━━━━━ INPUT RECORDS

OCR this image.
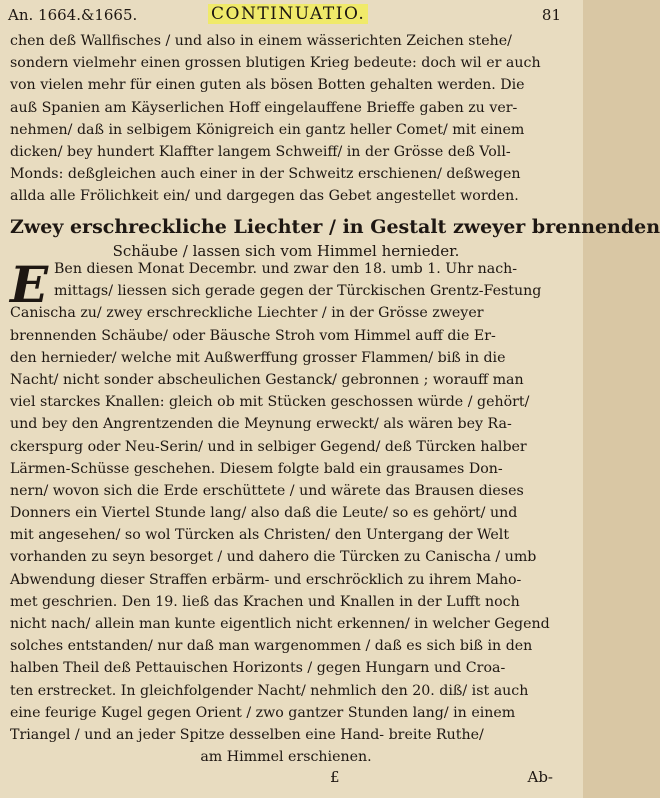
An. 1664.&1665.	CONTINUATIO.	81
chen deß Wallfisches / und also in einem wässerichten Zeichen stehe/
sondern vielmehr einen grossen blutigen Krieg bedeute: doch wil er auch
von vielen mehr für einen guten als bösen Botten gehalten werden. Die
auß Spanien am Käyserlichen Hoff eingelauffene Brieffe gaben zu ver-
nehmen/ daß in selbigem Königreich ein gantz heller Comet/ mit einem
dicken/ bey hundert Klaffter langem Schweiff/ in der Grösse deß Voll-
Monds: deßgleichen auch einer in der Schweitz erschienen/ deßwegen
allda alle Frölichkeit ein/ und dargegen das Gebet angestellet worden.
Zwey erschreckliche Liechter / in Gestalt zweyer brennenden
Schäube / lassen sich vom Himmel hernieder.
E Ben diesen Monat Decembr. und zwar den 18. umb 1. Uhr nach-
mittags/ liessen sich gerade gegen der Türckischen Grentz-Festung
Canischa zu/ zwey erschreckliche Liechter / in der Grösse zweyer
brennenden Schäube/ oder Bäusche Stroh vom Himmel auff die Er-
den hernieder/ welche mit Außwerffung grosser Flammen/ biß in die
Nacht/ nicht sonder abscheulichen Gestanck/ gebronnen ; worauff man
viel starckes Knallen: gleich ob mit Stücken geschossen würde / gehört/
und bey den Angrentzenden die Meynung erweckt/ als wären bey Ra-
ckerspurg oder Neu-Serin/ und in selbiger Gegend/ deß Türcken halber
Lärmen-Schüsse geschehen. Diesem folgte bald ein grausames Don-
nern/ wovon sich die Erde erschüttete / und wärete das Brausen dieses
Donners ein Viertel Stunde lang/ also daß die Leute/ so es gehört/ und
mit angesehen/ so wol Türcken als Christen/ den Untergang der Welt
vorhanden zu seyn besorget / und dahero die Türcken zu Canischa / umb
Abwendung dieser Straffen erbärm- und erschröcklich zu ihrem Maho-
met geschrien. Den 19. ließ das Krachen und Knallen in der Lufft noch
nicht nach/ allein man kunte eigentlich nicht erkennen/ in welcher Gegend
solches entstanden/ nur daß man wargenommen / daß es sich biß in den
halben Theil deß Pettauischen Horizonts / gegen Hungarn und Croa-
ten erstrecket. In gleichfolgender Nacht/ nehmlich den 20. diß/ ist auch
eine feurige Kugel gegen Orient / zwo gantzer Stunden lang/ in einem
Triangel / und an jeder Spitze desselben eine Hand- breite Ruthe/
am Himmel erschienen.
£	Ab-
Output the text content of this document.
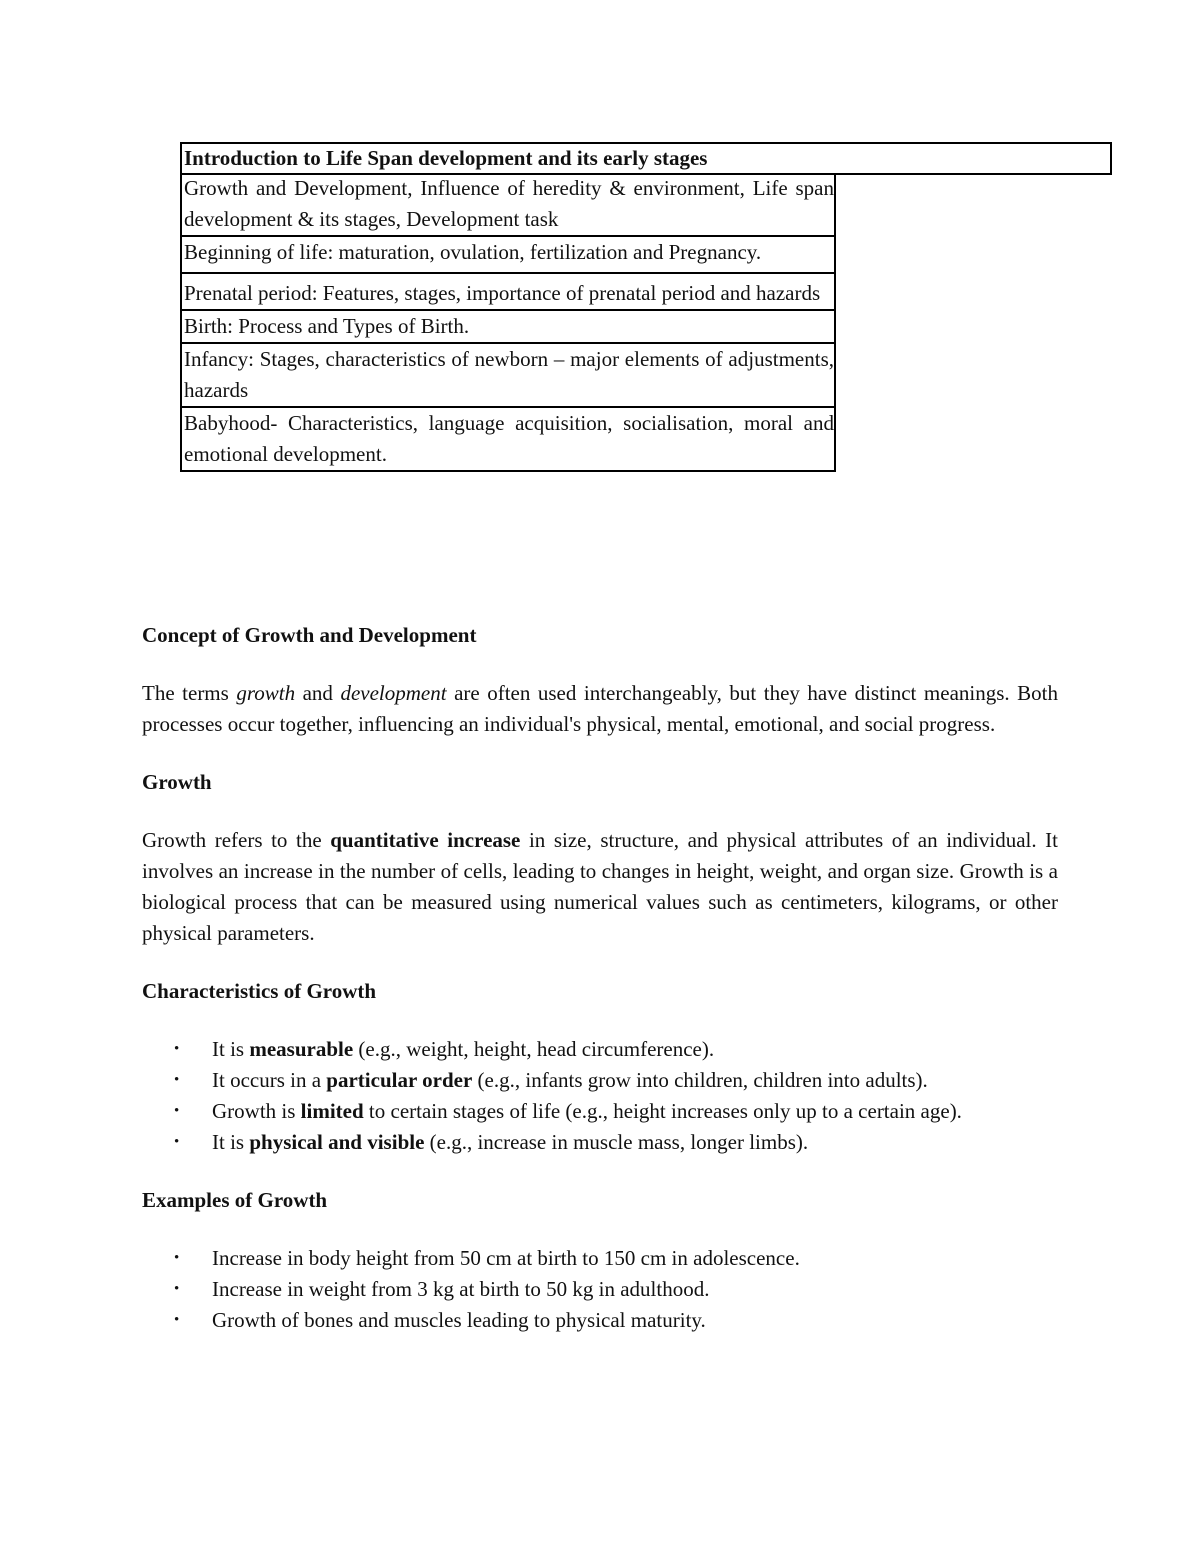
Introduction to Life Span development and its early stages
Growth and Development, Influence of heredity & environment, Life span development & its stages, Development task
Beginning of life: maturation, ovulation, fertilization and Pregnancy.
Prenatal period: Features, stages, importance of prenatal period and hazards
Birth: Process and Types of Birth.
Infancy: Stages, characteristics of newborn – major elements of adjustments, hazards
Babyhood- Characteristics, language acquisition, socialisation, moral and emotional development.
Concept of Growth and Development

The terms growth and development are often used interchangeably, but they have distinct meanings. Both processes occur together, influencing an individual's physical, mental, emotional, and social progress.

Growth

Growth refers to the quantitative increase in size, structure, and physical attributes of an individual. It involves an increase in the number of cells, leading to changes in height, weight, and organ size. Growth is a biological process that can be measured using numerical values such as centimeters, kilograms, or other physical parameters.

Characteristics of Growth
• It is measurable (e.g., weight, height, head circumference).
• It occurs in a particular order (e.g., infants grow into children, children into adults).
• Growth is limited to certain stages of life (e.g., height increases only up to a certain age).
• It is physical and visible (e.g., increase in muscle mass, longer limbs).
Examples of Growth
• Increase in body height from 50 cm at birth to 150 cm in adolescence.
• Increase in weight from 3 kg at birth to 50 kg in adulthood.
• Growth of bones and muscles leading to physical maturity.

━━━━━━━━━━

● **WHAT NEEDS TO BE DONE**
All lines above that include the word "this" should be located and copied.

● **RESPONSE**
OCR this image.
Output the text content of this document.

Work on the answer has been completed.